SOURCE DOCUMENT Block Start
analyzing the temperature data with the help of the science center's
oceanographers.
Preliminary
analysis suggests that the whales are diving at fronts--areas with large and
rapid temperature changes that stem from warm, upwelling waters. "On its own,
these data aren't going to reveal anything about global warming," Laidre says.
"But they can serve as a baseline for future studies, and, when combined and
compared with historical data, they may show differences from the past."
Already
the data transmitted from the outfitted narwhals are rivaling the meager
information collected through far more expensive, manned expeditions that
require research vessels to venture into iceberg-strewn waters, winch
instruments into the deep on cables and then return months later with the hope
of retrieving them.
Meanwhile,
the narwhal's short-term prospects look good, with populations appearing stable
in the decade since the governments of both Greenland and Canada forged hunting
quotas with the region's native Inuit peoples. The Inuit harvest several
hundred narwhals each year, both for the male's valuable tusk and for the
nutritious meat and vitamin-rich skin that have long helped Arctic peoples
survive on a diet largely devoid of fruits and vegetables.
SOURCE DOCUMENT Block End
■ **TASK LIST**
(1) From the passage on narwhals and ocean temperatures, write out the part that opens with the words containing "Preliminary" and closes with "of retrieving them.".
(2) Pick up the passage on narwhals and ocean temperatures after its last sentence and keep it going.
DATA EXTRACT Block Start
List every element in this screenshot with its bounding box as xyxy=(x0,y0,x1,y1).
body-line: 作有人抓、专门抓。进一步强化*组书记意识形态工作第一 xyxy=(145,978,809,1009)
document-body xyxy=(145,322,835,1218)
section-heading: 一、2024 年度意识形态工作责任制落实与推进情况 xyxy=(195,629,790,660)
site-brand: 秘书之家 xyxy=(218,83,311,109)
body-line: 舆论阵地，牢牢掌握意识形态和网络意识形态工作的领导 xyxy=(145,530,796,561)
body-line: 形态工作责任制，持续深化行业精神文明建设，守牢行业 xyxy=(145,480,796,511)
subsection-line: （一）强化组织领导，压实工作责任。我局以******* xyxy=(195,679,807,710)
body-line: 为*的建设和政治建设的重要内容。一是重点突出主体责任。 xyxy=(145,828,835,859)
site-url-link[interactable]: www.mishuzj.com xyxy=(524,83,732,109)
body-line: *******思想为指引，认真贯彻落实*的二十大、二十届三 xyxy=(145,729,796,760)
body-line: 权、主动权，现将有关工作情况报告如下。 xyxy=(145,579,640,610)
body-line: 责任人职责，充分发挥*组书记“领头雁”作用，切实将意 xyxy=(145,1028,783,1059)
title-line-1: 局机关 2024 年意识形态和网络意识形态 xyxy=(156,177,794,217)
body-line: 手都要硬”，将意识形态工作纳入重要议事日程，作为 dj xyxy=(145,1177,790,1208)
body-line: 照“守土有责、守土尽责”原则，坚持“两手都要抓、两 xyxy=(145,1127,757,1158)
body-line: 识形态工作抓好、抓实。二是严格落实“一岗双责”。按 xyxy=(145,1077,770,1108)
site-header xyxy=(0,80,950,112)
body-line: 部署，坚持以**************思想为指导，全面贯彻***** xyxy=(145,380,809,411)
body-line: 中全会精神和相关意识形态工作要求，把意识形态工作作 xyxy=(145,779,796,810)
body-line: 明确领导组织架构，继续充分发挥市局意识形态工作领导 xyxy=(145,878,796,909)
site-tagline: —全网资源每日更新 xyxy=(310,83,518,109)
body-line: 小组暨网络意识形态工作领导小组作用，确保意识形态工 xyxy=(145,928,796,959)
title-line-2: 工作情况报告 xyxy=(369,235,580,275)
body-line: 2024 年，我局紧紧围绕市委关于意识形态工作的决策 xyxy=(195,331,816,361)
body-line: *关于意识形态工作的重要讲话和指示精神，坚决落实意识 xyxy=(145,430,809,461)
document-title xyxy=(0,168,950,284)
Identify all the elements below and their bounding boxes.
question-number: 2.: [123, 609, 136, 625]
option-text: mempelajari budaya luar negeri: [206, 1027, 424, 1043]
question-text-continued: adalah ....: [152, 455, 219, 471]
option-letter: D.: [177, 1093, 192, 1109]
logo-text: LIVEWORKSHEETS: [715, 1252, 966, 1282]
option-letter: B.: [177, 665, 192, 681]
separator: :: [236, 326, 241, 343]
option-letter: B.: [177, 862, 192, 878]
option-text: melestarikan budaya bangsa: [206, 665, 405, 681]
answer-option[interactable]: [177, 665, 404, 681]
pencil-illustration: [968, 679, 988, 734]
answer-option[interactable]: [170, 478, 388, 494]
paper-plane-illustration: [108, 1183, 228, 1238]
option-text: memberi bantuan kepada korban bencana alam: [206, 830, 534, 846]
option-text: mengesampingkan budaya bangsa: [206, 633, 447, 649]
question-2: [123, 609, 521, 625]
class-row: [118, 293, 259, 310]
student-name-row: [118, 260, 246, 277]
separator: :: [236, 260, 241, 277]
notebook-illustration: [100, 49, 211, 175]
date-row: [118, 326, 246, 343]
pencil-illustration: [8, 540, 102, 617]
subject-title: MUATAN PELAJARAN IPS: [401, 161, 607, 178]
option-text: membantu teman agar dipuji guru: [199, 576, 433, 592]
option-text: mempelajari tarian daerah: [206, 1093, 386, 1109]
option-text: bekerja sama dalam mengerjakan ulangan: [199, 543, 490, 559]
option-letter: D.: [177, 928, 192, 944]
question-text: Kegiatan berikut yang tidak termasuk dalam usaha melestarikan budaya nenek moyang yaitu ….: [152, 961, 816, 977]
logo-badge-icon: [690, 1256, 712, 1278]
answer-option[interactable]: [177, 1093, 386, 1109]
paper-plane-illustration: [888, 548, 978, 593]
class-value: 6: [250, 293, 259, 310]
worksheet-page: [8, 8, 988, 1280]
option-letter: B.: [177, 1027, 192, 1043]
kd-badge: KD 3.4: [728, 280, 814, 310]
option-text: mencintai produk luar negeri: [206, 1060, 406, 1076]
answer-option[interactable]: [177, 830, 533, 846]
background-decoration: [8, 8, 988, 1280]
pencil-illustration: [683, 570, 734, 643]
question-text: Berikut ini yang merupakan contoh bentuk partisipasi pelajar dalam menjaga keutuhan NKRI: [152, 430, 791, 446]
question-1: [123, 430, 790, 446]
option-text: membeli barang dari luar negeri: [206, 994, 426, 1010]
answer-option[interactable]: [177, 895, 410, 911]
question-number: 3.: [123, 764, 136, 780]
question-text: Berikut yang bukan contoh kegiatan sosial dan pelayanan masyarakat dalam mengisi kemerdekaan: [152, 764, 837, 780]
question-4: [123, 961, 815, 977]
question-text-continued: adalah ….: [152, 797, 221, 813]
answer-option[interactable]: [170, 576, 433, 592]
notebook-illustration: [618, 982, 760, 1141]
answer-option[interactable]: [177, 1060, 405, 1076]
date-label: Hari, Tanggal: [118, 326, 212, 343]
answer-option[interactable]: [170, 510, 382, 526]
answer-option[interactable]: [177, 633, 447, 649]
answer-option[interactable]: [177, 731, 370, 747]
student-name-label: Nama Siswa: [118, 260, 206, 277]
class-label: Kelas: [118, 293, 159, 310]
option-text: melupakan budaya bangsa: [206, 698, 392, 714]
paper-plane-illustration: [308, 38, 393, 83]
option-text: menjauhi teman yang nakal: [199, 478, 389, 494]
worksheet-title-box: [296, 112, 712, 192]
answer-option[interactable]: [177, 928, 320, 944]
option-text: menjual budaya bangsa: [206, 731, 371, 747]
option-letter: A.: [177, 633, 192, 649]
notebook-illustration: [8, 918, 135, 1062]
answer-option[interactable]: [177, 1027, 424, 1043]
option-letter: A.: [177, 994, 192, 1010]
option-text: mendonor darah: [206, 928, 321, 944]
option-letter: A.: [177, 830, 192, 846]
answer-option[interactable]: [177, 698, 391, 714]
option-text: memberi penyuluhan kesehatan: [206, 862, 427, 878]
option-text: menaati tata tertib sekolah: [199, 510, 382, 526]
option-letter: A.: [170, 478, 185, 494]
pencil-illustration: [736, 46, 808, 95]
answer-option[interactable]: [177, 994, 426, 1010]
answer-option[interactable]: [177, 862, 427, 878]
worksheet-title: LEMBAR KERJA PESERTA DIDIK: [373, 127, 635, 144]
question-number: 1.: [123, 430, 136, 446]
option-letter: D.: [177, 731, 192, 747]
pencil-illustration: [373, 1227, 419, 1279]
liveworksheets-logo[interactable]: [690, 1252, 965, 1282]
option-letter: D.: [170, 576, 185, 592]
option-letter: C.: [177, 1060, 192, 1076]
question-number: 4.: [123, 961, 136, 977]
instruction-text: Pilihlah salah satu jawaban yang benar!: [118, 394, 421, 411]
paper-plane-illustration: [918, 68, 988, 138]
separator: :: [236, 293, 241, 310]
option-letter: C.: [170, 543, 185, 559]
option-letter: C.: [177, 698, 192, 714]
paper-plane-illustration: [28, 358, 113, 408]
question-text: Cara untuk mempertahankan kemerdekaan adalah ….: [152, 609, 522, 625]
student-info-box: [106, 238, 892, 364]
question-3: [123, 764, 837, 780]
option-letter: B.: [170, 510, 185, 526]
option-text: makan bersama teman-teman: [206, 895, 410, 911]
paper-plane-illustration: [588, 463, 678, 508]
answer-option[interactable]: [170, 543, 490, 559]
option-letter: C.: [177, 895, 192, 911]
DATA EXTRACT Block End
■ **ANSWER SECTION**
(1)
Preliminary
analysis suggests that the whales are diving at fronts--areas with large and
rapid temperature changes that stem from warm, upwelling waters. "On its own,
these data aren't going to reveal anything about global warming," Laidre says.
"But they can serve as a baseline for future studies, and, when combined and
compared with historical data, they may show differences from the past."
Already
the data transmitted from the outfitted narwhals are rivaling the meager
information collected through far more expensive, manned expeditions that
require research vessels to venture into iceberg-strewn waters, winch
instruments into the deep on cables and then return months later with the hope
of retrieving them.

(2)
Today,
Arctic researchers can still watch thousands of migrating narwhals passing by
their coastal camps in a single day--sometimes spaced apart only by the 9-foot-long
tusks of the males. Heide-Jorgensen describes being awed by both the view from
coastal cliffs and the sounds he hears from his tent under a midnight sun. He
describes the noise of a narwhal surfacing to breathe as somehow both
prehistoric and resembling the brake release of a diesel truck. "A kind of
whistle that ends with an airy sigh," he says. "And that's when you forget how
cold it is. It's just you and these ancient creatures with a life so special
and isolated from anything else."
Jessica
Snyder Sachs is the author of Good Germs, Bad Germs: Health and Survival in
a Bacterial World (Farrar, Straus, and Giroux, 2007).
The
Tale of the Tusks
Though
technically considered "toothed" whales (as opposed to filter-feeding whales
that have mouths lined with baleen), adult narwhals have no functioning teeth
inside their mouths. The male's tusk, which grows as long as 9 feet, begins as
one of six pairs of teeth inside the mouth of a fetus. Four pairs of those
teeth disappear before birth, leaving two pairs. One of these develops into the
cuspids, or "fangs," and the others into vestigial teeth. In males the left
cuspid continues to grow outward in a counterclockwise spiral, emerging through
the upper jaw and lip to form a spearlike tusk. Typically the right cuspid
remains imbedded in the upper jaw, but about one in 100 males sports double
tusks. Similarly, about one in six females will bear a single, shortened tusk.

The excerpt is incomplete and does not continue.